*Task prompt*. Check every line below for the string "circle", and copy the lines that contain it.

***** Input records

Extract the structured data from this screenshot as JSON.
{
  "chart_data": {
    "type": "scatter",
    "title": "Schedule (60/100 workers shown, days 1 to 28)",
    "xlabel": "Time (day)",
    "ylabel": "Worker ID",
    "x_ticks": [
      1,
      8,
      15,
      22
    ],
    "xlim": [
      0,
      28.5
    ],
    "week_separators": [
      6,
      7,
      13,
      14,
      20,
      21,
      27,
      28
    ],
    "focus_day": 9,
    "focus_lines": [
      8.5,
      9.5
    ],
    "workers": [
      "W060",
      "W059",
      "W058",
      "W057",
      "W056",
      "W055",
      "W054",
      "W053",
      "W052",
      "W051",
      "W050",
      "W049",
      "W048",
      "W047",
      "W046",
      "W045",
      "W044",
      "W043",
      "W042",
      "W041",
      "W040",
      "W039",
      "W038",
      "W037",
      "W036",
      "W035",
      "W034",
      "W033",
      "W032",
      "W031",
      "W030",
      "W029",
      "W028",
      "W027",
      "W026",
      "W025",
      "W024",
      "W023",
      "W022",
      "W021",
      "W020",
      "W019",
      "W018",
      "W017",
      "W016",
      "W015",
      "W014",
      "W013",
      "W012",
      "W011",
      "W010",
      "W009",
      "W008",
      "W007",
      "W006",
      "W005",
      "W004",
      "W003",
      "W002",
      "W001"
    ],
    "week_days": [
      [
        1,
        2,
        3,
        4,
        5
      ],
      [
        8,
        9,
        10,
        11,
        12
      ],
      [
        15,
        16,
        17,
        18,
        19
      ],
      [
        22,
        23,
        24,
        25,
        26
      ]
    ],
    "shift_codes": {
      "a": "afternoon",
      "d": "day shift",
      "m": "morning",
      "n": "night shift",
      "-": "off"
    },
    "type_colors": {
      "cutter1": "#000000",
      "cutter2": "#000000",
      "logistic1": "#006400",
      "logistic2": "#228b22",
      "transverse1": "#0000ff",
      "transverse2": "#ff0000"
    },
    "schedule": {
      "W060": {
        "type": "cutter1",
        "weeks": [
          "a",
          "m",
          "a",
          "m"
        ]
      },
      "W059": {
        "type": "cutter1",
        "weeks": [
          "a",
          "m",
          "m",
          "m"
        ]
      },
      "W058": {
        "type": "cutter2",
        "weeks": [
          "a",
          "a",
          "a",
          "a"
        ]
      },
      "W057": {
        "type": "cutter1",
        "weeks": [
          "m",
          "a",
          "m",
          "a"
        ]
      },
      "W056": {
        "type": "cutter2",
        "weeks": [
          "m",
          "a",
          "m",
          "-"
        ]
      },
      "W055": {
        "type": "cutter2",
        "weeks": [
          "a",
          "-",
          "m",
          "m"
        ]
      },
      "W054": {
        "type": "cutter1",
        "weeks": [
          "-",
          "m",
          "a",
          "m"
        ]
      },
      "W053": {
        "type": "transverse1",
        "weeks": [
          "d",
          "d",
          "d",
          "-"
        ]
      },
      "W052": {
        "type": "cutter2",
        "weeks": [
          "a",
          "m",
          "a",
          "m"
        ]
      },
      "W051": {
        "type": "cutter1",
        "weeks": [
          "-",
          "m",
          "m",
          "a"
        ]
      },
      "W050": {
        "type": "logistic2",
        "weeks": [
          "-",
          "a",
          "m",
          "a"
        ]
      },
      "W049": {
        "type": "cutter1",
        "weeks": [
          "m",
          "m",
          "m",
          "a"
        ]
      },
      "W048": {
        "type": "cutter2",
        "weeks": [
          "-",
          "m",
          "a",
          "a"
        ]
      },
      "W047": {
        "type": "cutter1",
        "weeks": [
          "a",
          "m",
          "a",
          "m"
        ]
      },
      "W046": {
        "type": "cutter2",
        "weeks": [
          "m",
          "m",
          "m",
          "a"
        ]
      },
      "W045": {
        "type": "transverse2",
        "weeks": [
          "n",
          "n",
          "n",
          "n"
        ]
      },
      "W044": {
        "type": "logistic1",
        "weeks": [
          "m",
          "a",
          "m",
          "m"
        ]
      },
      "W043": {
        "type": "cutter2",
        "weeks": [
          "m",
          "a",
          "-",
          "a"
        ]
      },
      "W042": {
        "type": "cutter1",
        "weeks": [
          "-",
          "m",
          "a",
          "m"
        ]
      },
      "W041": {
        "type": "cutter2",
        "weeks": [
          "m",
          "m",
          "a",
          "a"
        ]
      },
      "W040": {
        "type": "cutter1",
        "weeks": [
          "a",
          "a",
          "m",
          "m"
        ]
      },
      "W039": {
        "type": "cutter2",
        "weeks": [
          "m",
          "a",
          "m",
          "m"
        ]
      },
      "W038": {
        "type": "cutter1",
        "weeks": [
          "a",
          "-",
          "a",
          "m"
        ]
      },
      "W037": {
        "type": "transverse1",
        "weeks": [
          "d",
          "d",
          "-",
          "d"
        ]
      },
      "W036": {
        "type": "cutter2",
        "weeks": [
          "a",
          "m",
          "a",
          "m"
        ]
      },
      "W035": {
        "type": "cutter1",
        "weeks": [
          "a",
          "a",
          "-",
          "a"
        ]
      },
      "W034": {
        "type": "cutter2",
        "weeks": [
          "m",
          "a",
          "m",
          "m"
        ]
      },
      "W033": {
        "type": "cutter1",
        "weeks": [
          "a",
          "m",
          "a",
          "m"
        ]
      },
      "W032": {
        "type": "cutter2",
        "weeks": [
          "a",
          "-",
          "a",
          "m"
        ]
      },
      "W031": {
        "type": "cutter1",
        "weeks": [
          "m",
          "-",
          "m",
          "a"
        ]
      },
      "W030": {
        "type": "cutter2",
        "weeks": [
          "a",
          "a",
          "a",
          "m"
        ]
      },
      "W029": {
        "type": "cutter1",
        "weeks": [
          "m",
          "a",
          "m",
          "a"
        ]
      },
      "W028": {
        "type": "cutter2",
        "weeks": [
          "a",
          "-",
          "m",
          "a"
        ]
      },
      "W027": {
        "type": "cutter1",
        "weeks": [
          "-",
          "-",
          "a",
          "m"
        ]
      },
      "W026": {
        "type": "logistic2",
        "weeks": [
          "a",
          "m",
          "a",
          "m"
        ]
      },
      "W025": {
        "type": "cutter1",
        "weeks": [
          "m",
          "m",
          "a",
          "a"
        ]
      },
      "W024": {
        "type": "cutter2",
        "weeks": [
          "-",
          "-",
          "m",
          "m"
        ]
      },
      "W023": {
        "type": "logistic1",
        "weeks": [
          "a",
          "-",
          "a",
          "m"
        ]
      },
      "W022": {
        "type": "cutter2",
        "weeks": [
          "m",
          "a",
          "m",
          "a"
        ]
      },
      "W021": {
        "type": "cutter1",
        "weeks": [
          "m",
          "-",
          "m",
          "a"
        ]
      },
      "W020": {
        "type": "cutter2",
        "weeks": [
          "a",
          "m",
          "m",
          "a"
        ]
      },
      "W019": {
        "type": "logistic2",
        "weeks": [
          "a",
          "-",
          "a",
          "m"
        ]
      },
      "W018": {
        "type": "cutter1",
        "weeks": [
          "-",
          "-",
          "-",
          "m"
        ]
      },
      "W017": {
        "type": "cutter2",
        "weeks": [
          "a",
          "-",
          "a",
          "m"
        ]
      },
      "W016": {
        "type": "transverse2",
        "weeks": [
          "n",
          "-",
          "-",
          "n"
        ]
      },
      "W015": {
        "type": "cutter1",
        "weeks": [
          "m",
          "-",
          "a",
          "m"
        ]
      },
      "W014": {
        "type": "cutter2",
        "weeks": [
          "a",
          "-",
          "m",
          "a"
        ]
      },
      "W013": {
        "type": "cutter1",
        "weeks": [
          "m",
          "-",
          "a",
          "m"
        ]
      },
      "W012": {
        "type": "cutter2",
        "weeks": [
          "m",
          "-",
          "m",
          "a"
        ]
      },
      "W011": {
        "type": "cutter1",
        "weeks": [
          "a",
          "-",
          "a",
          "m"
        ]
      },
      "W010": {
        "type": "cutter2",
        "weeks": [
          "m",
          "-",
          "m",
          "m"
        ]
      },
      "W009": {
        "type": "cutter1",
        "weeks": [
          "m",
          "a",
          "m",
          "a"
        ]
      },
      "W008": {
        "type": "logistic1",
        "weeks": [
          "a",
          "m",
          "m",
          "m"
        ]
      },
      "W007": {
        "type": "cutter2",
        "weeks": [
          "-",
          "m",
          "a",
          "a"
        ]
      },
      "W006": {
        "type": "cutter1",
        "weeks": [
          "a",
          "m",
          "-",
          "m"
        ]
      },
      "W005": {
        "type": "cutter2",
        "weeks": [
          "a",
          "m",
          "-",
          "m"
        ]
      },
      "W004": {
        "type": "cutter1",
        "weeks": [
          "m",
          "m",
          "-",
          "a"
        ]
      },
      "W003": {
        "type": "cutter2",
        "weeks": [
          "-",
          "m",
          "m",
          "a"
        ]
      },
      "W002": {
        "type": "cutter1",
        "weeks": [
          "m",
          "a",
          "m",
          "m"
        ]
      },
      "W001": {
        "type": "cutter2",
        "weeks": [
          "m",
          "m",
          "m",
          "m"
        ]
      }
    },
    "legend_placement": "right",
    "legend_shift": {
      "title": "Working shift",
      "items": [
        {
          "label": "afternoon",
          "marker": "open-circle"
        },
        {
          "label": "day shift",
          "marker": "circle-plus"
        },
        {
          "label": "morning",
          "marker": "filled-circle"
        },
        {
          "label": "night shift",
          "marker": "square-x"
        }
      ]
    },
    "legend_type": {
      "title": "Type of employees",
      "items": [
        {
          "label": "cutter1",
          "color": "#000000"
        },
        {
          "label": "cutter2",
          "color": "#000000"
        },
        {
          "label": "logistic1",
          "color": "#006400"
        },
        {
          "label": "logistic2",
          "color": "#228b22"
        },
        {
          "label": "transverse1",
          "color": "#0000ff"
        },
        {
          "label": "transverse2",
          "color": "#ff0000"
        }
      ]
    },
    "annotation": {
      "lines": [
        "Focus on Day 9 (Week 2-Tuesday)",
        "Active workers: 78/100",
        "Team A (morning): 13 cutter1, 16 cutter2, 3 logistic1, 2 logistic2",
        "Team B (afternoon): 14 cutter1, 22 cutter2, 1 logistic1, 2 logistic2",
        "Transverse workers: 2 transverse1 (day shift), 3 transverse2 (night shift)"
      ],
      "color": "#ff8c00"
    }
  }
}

**********

*Full output*.
          "marker": "open-circle"
          "marker": "circle-plus"
          "marker": "filled-circle"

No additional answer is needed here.